Determine the number of lines in the data that include the word "חיפוש", and write only that number.

--- START OF EXERCISE MATERIAL ---

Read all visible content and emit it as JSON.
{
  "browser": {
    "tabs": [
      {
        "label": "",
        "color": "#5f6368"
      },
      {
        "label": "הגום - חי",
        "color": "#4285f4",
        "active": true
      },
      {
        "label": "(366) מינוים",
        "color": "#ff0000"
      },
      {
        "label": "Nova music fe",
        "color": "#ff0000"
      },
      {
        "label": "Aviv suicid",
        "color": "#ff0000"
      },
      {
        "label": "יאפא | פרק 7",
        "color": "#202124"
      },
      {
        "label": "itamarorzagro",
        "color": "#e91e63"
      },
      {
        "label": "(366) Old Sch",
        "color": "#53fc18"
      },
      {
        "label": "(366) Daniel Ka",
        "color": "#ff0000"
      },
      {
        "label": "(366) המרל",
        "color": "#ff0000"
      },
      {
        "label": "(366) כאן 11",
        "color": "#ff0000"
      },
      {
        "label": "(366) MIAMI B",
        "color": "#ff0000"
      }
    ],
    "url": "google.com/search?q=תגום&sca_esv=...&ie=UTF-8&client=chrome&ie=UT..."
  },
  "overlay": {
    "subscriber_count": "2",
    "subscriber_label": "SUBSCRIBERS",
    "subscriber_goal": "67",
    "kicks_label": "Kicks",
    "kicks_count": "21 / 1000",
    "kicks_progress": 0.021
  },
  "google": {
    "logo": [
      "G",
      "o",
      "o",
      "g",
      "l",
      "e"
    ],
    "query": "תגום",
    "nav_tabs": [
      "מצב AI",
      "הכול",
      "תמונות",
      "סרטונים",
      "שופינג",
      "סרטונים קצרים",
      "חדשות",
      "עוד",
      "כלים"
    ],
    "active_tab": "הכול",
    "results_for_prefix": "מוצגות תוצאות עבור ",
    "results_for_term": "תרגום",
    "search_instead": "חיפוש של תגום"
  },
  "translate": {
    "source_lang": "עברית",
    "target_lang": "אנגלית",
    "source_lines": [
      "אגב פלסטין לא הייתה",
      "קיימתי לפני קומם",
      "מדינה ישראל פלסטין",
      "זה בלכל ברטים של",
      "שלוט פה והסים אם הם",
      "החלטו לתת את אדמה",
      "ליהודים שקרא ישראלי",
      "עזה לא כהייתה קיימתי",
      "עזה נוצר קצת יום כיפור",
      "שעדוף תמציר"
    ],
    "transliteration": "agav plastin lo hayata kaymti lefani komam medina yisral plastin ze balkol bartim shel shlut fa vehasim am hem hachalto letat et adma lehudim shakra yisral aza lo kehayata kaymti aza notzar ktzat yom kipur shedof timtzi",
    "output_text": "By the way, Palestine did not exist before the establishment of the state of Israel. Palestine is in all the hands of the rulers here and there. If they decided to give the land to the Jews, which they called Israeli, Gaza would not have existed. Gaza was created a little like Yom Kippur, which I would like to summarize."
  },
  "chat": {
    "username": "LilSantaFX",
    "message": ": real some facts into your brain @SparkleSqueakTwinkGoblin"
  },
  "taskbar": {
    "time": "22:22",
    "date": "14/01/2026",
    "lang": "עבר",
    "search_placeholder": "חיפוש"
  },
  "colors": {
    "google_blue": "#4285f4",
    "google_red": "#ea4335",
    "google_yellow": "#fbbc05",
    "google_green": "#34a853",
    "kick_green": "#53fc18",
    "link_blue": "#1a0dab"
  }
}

--- END OF EXERCISE MATERIAL ---

### FULL ANSWER
2